# Enunciado A
Según la reseña sobre El Partenón, ¿quién firma la traducción del libro?
# Enunciado B
Escribe cómo sigue la reseña sobre El Partenón después de su última frase.

25 noviembre 2025

El Partenón

 


“Ha sido divertido investigar y escribir este libro”, apunta Mary Beard en la página de Agradecimientos que cierra El Partenón, que acaba de publicar Crítica en su colección Tiempo de Historia con traducción de Silvia Furió.

Y esa diversión, como suele ocurrir con los libros de esta autora, se transmite al lector casi por capilaridad, porque sus siete capítulos son un memorable ejercicio ensayístico que combina amenidad narrativa y rigor documental. Con ese doble método Mary Beard emprende un recorrido generosamente ilustrado que aborda no sólo la historia del templo de Atenea que domina la cima de la Acrópolis, sino sobre todo la historia de sus metamorfosis funcionales (templo griego encargado por Pericles, iglesia catedral cristiana -Nuestra Señora de Atenas-, mezquita otomana, “la más hermosa del mundo” según un viajero inglés del XVII), de su recepción histórica y de su percepción cultural y personal, exponente de  tensiones entre el canon clásico y la ruina romántica, entre nacionalismo, colonialismo y universalidad, entre el pasado, el presente y el futuro.

# Material

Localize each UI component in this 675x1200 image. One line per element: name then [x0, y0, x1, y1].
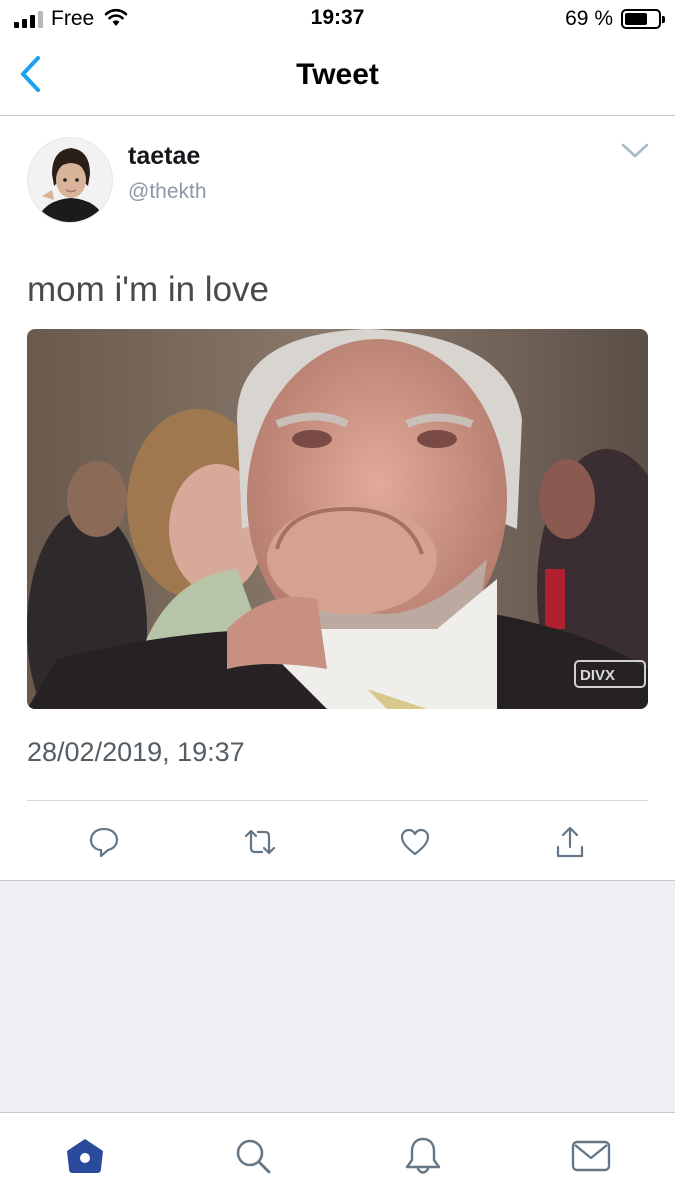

# Resultado A
Silvia Furió.

# Resultado B
“Porque -escribe Mary Beard- estudiar el Partenón es enfrentarse cara a cara con la fragilidad de nuestra comprensión del mundo griego y del romano y con los desafíos (o frustraciones, según el humor de cada uno) que deparan los intentos más simples de describirlo, y no digamos ya de explicarlo o tratar de entenderlo. En otras palabras, el Partenón ofrece una lección objetiva sobre estos seductores procesos de investigación, deducción, empatía, reconstrucción y pura especulación que son los rasgos distintivos de cualquier estudio de los clásicos y del pasado clásico.”

Por ese motivo, por la importancia de nuestra percepción del Partenón y su historia como parte esencial de nuestro entendimiento del mundo clásico, no es casualidad que el libro empiece con un capítulo -‘¿Por qué el Partenón podría hacerte llorar?’- al que pertenecen estos párrafos:

Cuando Sigmund Freud visitó el Partenón por primera vez en 1904, se sorprendió al descubrir que sí existía en realidad, «igual que lo aprendimos en el colegio». Le llevó algún tiempo armarse de valor para hacer la visita y describió con elocuencia las incómodas horas de indecisión que pasó en Trieste, tratando de decidir si coger el barco de vapor hasta Atenas o navegar hacia Corfú como había planeado en un principio. Cuando por fin llegó y subió hasta las ruinas de la Acrópolis, el placer se mezcló con el estupor. Era como si -o por lo menos así contó la historia- hubiera estado caminando junto al lago Ness, hubiera divisado al legendario monstruo varado en la orilla y se viera obligado a admitir que después de todo no era solo un mito. «Existe de verdad.»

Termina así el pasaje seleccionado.